(Data records)
━━━━━━━━━━━━━━━━━━━━━━━━━━━━━━

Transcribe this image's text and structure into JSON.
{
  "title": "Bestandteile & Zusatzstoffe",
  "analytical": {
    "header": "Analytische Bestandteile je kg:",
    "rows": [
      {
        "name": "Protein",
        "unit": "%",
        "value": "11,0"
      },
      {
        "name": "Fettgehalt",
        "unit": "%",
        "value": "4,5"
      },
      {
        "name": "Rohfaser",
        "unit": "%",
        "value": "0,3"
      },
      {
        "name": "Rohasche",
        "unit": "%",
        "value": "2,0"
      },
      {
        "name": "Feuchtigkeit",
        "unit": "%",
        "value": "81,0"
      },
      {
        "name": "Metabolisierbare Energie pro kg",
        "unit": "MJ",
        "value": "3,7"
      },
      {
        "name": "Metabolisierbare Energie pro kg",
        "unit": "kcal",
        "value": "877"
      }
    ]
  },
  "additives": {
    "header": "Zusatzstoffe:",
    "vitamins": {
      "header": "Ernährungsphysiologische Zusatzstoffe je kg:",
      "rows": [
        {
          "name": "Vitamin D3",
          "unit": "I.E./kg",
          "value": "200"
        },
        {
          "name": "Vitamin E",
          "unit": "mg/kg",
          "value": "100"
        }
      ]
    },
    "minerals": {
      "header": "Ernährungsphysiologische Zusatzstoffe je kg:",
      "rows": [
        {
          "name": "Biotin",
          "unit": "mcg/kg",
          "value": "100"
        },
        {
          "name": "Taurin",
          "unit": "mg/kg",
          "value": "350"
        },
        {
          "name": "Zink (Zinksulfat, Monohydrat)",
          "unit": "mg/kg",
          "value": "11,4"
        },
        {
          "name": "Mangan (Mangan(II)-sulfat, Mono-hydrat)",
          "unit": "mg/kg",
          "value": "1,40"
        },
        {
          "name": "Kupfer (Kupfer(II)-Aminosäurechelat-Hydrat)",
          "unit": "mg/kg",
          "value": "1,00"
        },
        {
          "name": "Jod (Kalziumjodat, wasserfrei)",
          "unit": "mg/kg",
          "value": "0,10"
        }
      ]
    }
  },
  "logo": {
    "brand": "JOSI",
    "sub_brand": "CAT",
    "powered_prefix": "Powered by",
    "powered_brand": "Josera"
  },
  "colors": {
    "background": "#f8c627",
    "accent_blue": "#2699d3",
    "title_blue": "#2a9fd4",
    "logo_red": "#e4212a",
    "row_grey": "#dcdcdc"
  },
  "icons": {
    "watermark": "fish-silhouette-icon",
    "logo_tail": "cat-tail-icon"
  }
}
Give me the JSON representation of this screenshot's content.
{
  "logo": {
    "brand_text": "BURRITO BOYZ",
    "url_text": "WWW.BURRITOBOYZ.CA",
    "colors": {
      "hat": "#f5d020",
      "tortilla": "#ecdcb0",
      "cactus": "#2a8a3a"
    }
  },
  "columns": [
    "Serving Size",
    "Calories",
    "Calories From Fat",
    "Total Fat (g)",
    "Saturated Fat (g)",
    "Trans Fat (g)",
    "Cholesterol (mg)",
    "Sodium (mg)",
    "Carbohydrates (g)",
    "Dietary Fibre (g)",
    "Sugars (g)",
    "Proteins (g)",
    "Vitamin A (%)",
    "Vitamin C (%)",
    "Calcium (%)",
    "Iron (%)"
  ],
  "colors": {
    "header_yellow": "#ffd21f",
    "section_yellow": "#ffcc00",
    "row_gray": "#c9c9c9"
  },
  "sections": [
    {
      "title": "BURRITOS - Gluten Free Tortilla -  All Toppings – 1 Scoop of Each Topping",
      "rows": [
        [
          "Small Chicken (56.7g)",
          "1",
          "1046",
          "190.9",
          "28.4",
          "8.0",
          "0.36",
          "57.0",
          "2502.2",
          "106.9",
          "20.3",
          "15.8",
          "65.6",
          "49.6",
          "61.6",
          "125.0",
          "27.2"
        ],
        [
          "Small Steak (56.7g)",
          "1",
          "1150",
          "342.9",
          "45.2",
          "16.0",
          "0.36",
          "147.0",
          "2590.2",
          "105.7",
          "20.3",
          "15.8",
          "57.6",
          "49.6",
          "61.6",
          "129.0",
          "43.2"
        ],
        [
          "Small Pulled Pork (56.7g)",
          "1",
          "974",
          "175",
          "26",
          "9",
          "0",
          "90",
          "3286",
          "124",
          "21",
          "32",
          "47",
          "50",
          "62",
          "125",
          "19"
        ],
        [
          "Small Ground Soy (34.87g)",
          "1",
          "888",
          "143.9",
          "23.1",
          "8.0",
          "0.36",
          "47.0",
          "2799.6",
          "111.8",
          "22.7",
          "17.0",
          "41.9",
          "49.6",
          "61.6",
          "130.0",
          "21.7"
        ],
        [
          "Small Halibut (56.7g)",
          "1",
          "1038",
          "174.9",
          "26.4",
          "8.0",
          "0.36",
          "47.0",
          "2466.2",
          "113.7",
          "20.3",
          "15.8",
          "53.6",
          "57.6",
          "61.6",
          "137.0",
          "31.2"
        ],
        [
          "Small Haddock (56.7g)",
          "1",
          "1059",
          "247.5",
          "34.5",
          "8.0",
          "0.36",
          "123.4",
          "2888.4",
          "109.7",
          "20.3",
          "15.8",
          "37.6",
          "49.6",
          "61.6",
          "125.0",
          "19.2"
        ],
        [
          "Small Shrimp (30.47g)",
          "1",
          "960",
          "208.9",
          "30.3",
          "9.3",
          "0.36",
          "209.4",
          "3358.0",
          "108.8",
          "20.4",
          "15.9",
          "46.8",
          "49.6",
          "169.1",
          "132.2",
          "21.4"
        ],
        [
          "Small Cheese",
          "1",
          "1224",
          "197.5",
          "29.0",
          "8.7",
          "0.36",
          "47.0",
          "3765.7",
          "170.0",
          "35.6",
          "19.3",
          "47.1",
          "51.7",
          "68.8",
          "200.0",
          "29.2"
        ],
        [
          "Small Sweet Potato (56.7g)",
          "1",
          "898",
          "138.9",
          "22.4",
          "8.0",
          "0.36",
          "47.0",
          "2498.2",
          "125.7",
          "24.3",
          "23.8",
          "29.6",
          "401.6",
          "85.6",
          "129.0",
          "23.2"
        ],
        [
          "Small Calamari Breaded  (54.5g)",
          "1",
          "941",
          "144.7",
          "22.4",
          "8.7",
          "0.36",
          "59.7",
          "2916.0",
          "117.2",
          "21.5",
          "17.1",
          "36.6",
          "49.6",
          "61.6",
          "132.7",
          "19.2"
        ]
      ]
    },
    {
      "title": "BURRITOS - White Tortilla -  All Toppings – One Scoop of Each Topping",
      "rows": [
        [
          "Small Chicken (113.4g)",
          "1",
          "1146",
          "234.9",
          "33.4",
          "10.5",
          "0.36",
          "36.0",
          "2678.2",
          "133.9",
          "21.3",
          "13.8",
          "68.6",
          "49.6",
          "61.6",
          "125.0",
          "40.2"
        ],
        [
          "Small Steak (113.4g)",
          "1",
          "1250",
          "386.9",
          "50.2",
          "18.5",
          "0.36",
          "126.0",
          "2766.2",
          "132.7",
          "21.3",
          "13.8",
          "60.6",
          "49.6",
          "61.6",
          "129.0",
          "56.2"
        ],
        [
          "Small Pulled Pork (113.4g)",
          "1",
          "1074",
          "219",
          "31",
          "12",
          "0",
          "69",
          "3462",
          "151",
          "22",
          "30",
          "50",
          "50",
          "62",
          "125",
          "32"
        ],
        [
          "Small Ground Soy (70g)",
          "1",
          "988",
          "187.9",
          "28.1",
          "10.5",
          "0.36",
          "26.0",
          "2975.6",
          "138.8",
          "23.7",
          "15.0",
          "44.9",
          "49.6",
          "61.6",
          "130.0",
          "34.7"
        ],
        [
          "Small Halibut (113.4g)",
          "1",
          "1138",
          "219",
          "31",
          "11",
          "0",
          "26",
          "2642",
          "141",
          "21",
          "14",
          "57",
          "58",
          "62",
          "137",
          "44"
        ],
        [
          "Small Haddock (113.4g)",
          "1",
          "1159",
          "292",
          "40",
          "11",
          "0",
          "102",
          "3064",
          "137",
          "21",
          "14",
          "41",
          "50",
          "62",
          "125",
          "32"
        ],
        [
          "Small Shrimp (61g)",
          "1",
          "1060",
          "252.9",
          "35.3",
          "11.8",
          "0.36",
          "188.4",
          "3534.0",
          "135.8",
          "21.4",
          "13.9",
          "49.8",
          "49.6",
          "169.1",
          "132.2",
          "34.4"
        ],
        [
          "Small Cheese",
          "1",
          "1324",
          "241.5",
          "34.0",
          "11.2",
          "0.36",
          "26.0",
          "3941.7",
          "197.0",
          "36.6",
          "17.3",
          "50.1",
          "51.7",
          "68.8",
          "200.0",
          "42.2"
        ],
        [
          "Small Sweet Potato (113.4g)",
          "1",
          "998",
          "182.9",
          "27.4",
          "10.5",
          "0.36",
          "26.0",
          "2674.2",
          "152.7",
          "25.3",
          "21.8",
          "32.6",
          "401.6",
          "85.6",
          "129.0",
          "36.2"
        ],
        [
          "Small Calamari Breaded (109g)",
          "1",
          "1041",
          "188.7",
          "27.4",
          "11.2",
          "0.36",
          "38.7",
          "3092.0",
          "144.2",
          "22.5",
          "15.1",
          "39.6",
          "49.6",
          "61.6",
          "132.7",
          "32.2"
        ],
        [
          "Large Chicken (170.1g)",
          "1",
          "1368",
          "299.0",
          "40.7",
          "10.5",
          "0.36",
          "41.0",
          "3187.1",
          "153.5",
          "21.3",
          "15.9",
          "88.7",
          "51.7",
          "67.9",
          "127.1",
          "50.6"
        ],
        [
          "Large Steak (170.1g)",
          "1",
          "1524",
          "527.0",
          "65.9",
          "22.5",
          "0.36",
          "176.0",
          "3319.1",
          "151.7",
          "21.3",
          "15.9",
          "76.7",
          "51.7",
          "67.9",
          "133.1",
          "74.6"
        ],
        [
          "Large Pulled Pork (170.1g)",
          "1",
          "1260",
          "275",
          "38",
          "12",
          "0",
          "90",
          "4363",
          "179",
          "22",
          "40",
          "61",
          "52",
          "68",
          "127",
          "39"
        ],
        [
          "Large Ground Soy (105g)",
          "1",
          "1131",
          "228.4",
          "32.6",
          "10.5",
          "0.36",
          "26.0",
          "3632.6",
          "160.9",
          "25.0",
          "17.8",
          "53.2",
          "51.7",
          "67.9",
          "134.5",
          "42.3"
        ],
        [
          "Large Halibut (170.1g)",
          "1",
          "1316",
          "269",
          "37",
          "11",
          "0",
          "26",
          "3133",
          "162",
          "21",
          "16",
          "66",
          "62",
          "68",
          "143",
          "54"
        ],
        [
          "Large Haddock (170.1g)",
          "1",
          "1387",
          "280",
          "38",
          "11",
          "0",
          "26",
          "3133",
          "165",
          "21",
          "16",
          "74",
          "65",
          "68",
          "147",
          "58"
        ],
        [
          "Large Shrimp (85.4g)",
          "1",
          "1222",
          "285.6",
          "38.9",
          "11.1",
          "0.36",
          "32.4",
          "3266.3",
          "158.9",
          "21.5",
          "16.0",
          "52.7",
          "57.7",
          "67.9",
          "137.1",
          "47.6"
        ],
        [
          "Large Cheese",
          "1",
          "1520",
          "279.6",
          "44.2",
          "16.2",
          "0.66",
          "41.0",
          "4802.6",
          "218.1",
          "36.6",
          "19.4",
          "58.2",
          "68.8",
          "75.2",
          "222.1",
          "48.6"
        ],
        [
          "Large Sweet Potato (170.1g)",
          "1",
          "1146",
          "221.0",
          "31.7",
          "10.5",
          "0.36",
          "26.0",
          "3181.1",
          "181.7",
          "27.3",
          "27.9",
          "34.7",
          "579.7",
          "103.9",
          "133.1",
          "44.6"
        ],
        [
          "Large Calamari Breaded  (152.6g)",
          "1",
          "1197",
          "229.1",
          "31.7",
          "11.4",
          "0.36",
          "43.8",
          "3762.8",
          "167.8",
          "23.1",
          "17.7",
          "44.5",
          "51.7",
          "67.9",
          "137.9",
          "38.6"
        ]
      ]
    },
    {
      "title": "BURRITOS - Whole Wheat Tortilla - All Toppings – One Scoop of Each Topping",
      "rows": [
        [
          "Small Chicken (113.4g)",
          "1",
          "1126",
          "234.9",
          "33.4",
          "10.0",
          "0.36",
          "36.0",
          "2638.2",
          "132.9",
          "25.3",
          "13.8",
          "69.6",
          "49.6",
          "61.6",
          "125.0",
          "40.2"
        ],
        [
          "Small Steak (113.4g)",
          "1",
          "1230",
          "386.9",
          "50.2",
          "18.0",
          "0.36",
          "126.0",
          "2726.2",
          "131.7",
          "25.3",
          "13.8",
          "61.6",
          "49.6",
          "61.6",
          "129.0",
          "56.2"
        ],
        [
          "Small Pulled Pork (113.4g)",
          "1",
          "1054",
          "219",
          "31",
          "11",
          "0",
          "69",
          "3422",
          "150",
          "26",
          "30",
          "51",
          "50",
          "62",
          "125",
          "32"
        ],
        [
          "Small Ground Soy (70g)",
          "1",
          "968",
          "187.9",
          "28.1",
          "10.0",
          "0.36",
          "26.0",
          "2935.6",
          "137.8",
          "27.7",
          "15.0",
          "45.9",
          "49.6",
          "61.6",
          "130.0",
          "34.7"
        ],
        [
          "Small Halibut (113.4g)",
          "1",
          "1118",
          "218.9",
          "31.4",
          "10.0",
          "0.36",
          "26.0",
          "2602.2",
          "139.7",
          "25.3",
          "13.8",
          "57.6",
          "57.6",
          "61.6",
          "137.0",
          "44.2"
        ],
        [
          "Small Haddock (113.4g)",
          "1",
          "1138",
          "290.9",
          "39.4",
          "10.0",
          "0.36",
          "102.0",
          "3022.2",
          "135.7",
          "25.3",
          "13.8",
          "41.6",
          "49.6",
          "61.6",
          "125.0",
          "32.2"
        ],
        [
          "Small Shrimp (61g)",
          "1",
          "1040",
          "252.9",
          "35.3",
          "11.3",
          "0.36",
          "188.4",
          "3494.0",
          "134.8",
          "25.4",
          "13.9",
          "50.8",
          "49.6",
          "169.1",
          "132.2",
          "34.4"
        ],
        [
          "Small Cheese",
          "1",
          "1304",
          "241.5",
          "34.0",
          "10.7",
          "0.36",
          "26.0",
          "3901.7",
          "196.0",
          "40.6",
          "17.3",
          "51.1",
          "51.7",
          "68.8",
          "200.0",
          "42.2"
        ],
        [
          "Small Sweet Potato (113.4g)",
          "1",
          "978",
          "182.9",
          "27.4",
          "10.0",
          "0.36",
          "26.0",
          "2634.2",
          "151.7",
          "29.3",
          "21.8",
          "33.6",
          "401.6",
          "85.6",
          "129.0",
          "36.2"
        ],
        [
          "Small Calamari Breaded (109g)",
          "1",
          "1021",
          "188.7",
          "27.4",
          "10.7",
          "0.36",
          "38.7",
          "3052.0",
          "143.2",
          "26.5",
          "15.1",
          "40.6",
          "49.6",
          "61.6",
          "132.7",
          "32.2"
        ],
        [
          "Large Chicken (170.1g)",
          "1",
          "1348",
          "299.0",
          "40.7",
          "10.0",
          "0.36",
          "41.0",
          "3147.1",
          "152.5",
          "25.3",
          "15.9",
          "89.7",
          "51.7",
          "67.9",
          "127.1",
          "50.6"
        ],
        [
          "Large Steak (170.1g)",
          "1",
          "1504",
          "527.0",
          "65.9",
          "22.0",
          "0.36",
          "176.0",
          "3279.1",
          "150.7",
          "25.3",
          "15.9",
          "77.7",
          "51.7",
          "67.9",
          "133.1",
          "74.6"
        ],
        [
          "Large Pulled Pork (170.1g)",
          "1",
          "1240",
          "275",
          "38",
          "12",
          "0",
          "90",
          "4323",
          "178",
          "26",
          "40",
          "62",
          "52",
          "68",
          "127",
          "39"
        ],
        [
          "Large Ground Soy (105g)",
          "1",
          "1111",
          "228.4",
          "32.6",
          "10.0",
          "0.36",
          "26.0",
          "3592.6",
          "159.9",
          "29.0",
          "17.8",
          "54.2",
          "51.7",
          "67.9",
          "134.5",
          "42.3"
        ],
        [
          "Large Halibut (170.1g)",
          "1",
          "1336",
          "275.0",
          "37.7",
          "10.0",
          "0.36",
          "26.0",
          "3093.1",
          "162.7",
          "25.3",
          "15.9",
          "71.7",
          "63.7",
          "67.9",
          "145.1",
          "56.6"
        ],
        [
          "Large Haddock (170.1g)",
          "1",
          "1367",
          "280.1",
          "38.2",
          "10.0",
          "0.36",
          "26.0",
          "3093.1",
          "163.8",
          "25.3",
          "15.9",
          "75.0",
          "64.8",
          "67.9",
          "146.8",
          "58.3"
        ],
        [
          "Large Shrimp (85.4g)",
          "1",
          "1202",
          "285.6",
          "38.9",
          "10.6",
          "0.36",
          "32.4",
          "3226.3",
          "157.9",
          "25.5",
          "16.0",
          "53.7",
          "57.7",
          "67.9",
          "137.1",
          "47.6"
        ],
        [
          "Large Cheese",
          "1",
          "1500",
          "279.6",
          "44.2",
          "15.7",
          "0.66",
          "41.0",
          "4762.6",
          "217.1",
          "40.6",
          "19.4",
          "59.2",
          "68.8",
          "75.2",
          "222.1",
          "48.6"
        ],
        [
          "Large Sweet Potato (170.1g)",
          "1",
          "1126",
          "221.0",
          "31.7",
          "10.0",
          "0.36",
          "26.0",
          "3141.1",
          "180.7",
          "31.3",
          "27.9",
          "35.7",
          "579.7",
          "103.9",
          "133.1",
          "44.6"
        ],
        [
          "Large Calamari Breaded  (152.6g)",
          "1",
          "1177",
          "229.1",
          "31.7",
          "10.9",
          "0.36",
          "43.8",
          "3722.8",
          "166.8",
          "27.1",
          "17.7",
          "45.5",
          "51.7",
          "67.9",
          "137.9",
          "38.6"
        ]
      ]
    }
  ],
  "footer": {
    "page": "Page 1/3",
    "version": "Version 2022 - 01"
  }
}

━━━━━━━━━━━━━━━━━━━━━━━━━━━━━━

THE PROBLEM: Each line holding the word "Bestandteile" must be pulled from the records.

ANSWER TO THE PROBLEM:
  "title": "Bestandteile & Zusatzstoffe",
    "header": "Analytische Bestandteile je kg:",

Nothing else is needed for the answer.